>> begin
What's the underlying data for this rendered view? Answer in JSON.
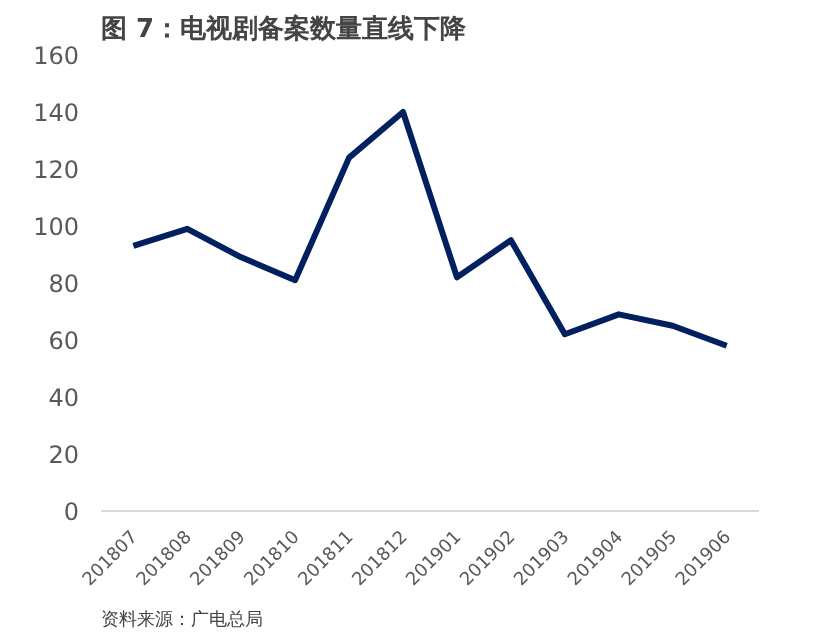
{
  "chart_data": {
    "type": "line",
    "title": "图 7：电视剧备案数量直线下降",
    "categories": [
      "201807",
      "201808",
      "201809",
      "201810",
      "201811",
      "201812",
      "201901",
      "201902",
      "201903",
      "201904",
      "201905",
      "201906"
    ],
    "series": [
      {
        "color": "#002060",
        "values": [
          93,
          99,
          89,
          81,
          124,
          140,
          82,
          95,
          62,
          69,
          65,
          58
        ]
      }
    ],
    "ylim": [
      0,
      160
    ],
    "yticks": [
      0,
      20,
      40,
      60,
      80,
      100,
      120,
      140,
      160
    ],
    "grid": false,
    "annotations": [
      "资料来源：广电总局"
    ]
  }
}
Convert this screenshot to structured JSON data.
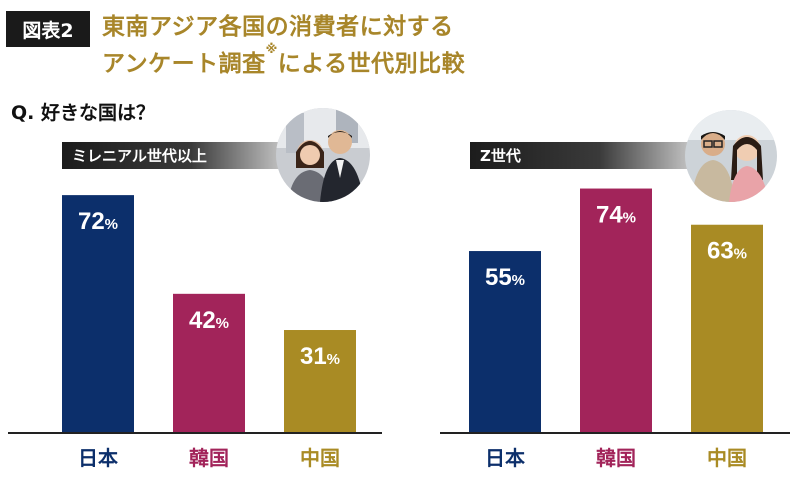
{
  "header": {
    "badge": "図表2",
    "title_line1": "東南アジア各国の消費者に対する",
    "title_line2": "アンケート調査",
    "title_note_mark": "※",
    "title_line2_rest": "による世代別比較"
  },
  "question": "Q. 好きな国は？",
  "colors": {
    "japan": "#0c2f6b",
    "korea": "#a2245a",
    "china": "#a98b24",
    "title": "#a8862a"
  },
  "chart_data": [
    {
      "type": "bar",
      "title": "ミレニアル世代以上",
      "categories": [
        "日本",
        "韓国",
        "中国"
      ],
      "values": [
        72,
        42,
        31
      ],
      "value_unit": "%",
      "ylim": [
        0,
        80
      ],
      "grid": false,
      "legend": "none"
    },
    {
      "type": "bar",
      "title": "Z世代",
      "categories": [
        "日本",
        "韓国",
        "中国"
      ],
      "values": [
        55,
        74,
        63
      ],
      "value_unit": "%",
      "ylim": [
        0,
        80
      ],
      "grid": false,
      "legend": "none"
    }
  ]
}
>> end
## [EXERCISE REQUIREMENTS]
Repeat the listing in full and exactly. Do not include any images.

## [THE SOLUTION]
What's the underlying data for this rendered view? Answer in JSON.
{
  "chart_data": {
    "type": "line",
    "title": "图 7：电视剧备案数量直线下降",
    "categories": [
      "201807",
      "201808",
      "201809",
      "201810",
      "201811",
      "201812",
      "201901",
      "201902",
      "201903",
      "201904",
      "201905",
      "201906"
    ],
    "series": [
      {
        "color": "#002060",
        "values": [
          93,
          99,
          89,
          81,
          124,
          140,
          82,
          95,
          62,
          69,
          65,
          58
        ]
      }
    ],
    "ylim": [
      0,
      160
    ],
    "yticks": [
      0,
      20,
      40,
      60,
      80,
      100,
      120,
      140,
      160
    ],
    "grid": false,
    "annotations": [
      "资料来源：广电总局"
    ]
  }
}
Convert this screenshot to structured JSON data.
{
  "header": {
    "badge": "図表2",
    "title_line1": "東南アジア各国の消費者に対する",
    "title_line2": "アンケート調査",
    "title_note_mark": "※",
    "title_line2_rest": "による世代別比較"
  },
  "question": "Q. 好きな国は？",
  "colors": {
    "japan": "#0c2f6b",
    "korea": "#a2245a",
    "china": "#a98b24",
    "title": "#a8862a"
  },
  "chart_data": [
    {
      "type": "bar",
      "title": "ミレニアル世代以上",
      "categories": [
        "日本",
        "韓国",
        "中国"
      ],
      "values": [
        72,
        42,
        31
      ],
      "value_unit": "%",
      "ylim": [
        0,
        80
      ],
      "grid": false,
      "legend": "none"
    },
    {
      "type": "bar",
      "title": "Z世代",
      "categories": [
        "日本",
        "韓国",
        "中国"
      ],
      "values": [
        55,
        74,
        63
      ],
      "value_unit": "%",
      "ylim": [
        0,
        80
      ],
      "grid": false,
      "legend": "none"
    }
  ]
}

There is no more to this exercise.